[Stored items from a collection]
──────────

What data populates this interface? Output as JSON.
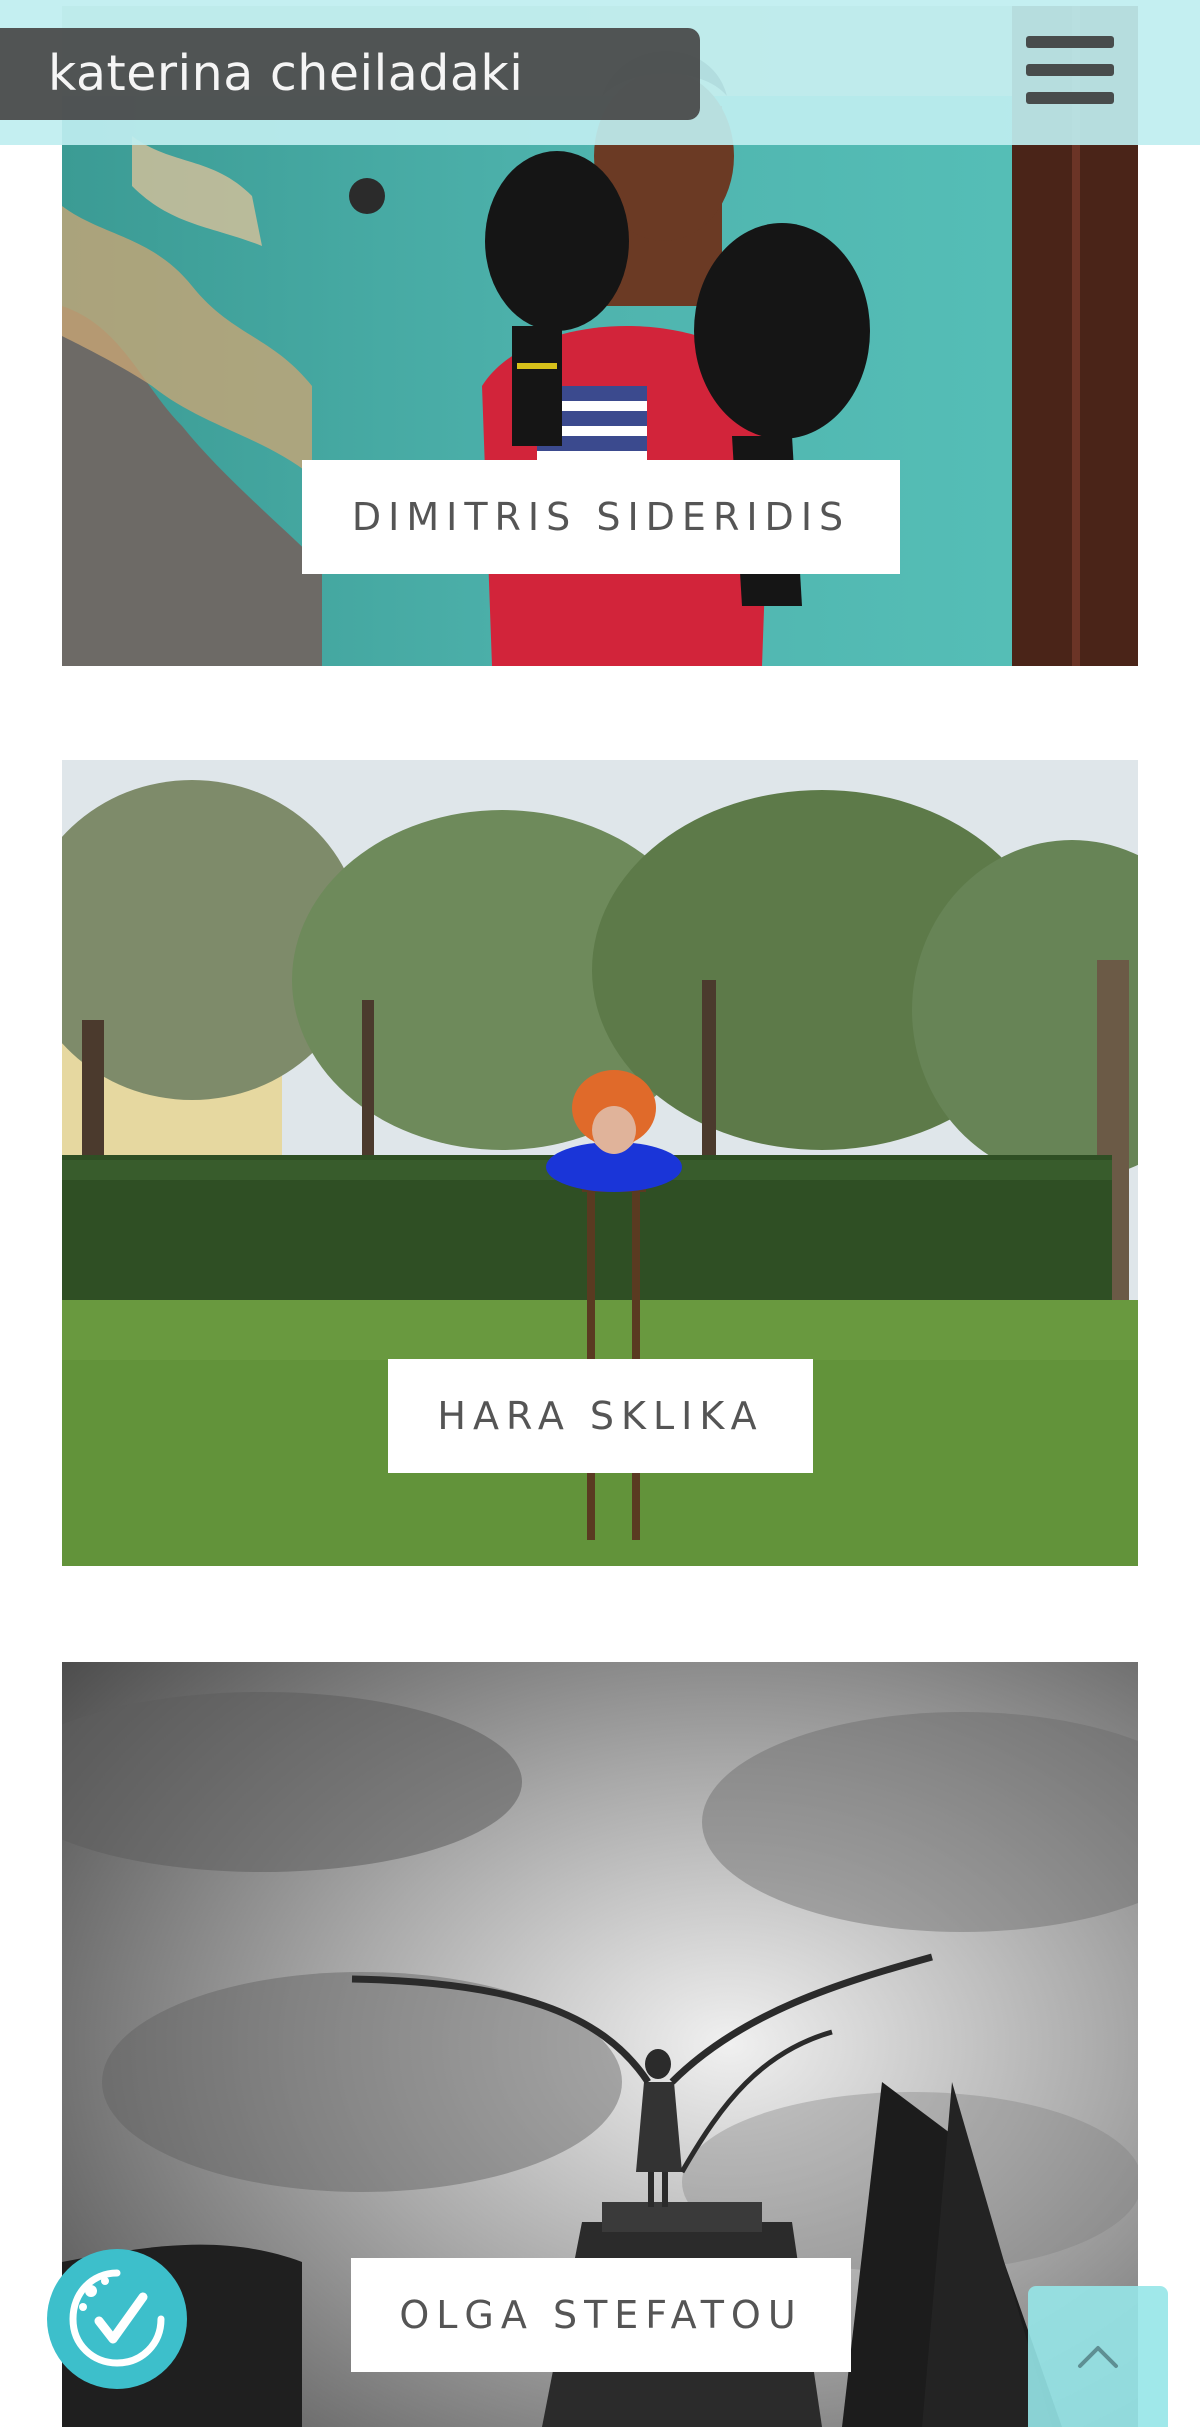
{
  "header": {
    "site_title": "katerina cheiladaki",
    "menu_icon": "hamburger-menu-icon"
  },
  "gallery": {
    "items": [
      {
        "label": "DIMITRIS SIDERIDIS"
      },
      {
        "label": "HARA SKLIKA"
      },
      {
        "label": "OLGA STEFATOU"
      }
    ]
  },
  "widgets": {
    "eco_badge_icon": "eco-check-icon",
    "scroll_top_icon": "chevron-up-icon"
  },
  "colors": {
    "header_band": "#bfeef0",
    "brand_bg": "#464646",
    "accent": "#3dbfcb",
    "label_text": "#555555"
  }
}
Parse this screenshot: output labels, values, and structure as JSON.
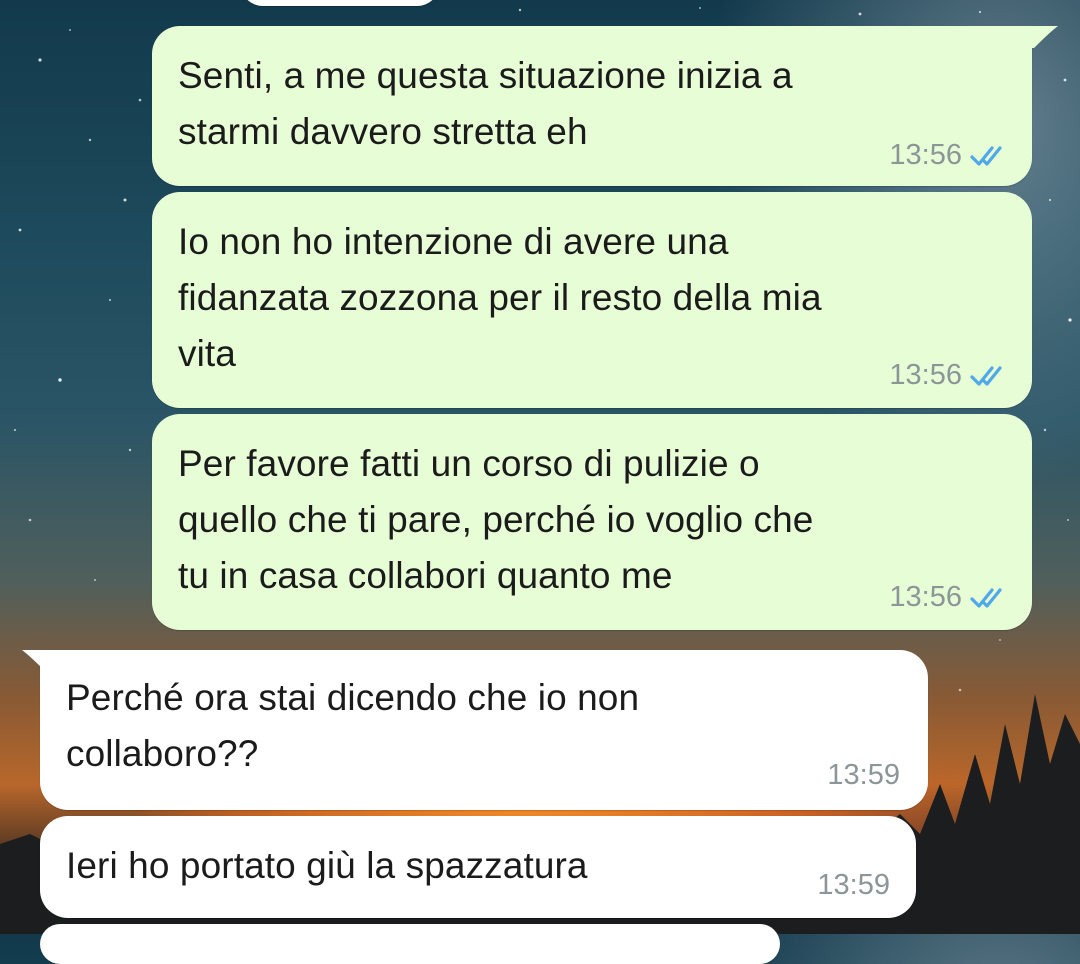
{
  "chat": {
    "messages": [
      {
        "direction": "outgoing",
        "text": "Senti, a me questa situazione inizia a\nstarmi davvero stretta eh",
        "time": "13:56",
        "status_icon": "double-check-read-icon"
      },
      {
        "direction": "outgoing",
        "text": "Io non ho intenzione di avere una\nfidanzata zozzona per il resto della mia\nvita",
        "time": "13:56",
        "status_icon": "double-check-read-icon"
      },
      {
        "direction": "outgoing",
        "text": "Per favore fatti un corso di pulizie o\nquello che ti pare, perché io voglio che\ntu in casa collabori quanto me",
        "time": "13:56",
        "status_icon": "double-check-read-icon"
      },
      {
        "direction": "incoming",
        "text": "Perché ora stai dicendo che io non\ncollaboro??",
        "time": "13:59"
      },
      {
        "direction": "incoming",
        "text": "Ieri ho portato giù la spazzatura",
        "time": "13:59"
      }
    ]
  },
  "colors": {
    "outgoing_bubble": "#e7fdd6",
    "incoming_bubble": "#ffffff",
    "read_ticks": "#4fa8e8",
    "timestamp": "#8c9699"
  }
}
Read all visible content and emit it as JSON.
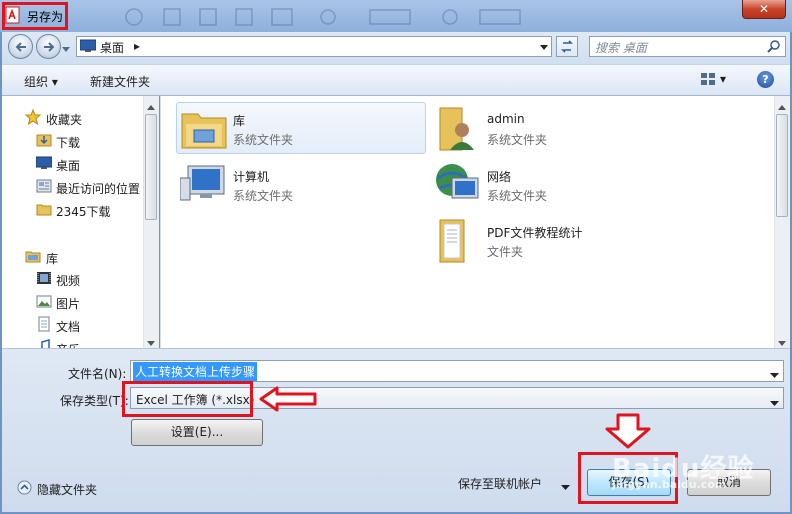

──────────

Directions:
Quote the records above exactly, leaving out any pictures.

Result:
What data populates this interface? Output as JSON.
{
  "header": {
    "site_title": "katerina cheiladaki",
    "menu_icon": "hamburger-menu-icon"
  },
  "gallery": {
    "items": [
      {
        "label": "DIMITRIS SIDERIDIS"
      },
      {
        "label": "HARA SKLIKA"
      },
      {
        "label": "OLGA STEFATOU"
      }
    ]
  },
  "widgets": {
    "eco_badge_icon": "eco-check-icon",
    "scroll_top_icon": "chevron-up-icon"
  },
  "colors": {
    "header_band": "#bfeef0",
    "brand_bg": "#464646",
    "accent": "#3dbfcb",
    "label_text": "#555555"
  }
}
Parse this screenshot: output labels, values, and structure as JSON.
{
  "chat": {
    "messages": [
      {
        "direction": "outgoing",
        "text": "Senti, a me questa situazione inizia a\nstarmi davvero stretta eh",
        "time": "13:56",
        "status_icon": "double-check-read-icon"
      },
      {
        "direction": "outgoing",
        "text": "Io non ho intenzione di avere una\nfidanzata zozzona per il resto della mia\nvita",
        "time": "13:56",
        "status_icon": "double-check-read-icon"
      },
      {
        "direction": "outgoing",
        "text": "Per favore fatti un corso di pulizie o\nquello che ti pare, perché io voglio che\ntu in casa collabori quanto me",
        "time": "13:56",
        "status_icon": "double-check-read-icon"
      },
      {
        "direction": "incoming",
        "text": "Perché ora stai dicendo che io non\ncollaboro??",
        "time": "13:59"
      },
      {
        "direction": "incoming",
        "text": "Ieri ho portato giù la spazzatura",
        "time": "13:59"
      }
    ]
  },
  "colors": {
    "outgoing_bubble": "#e7fdd6",
    "incoming_bubble": "#ffffff",
    "read_ticks": "#4fa8e8",
    "timestamp": "#8c9699"
  }
}
Read all visible content and emit it as JSON.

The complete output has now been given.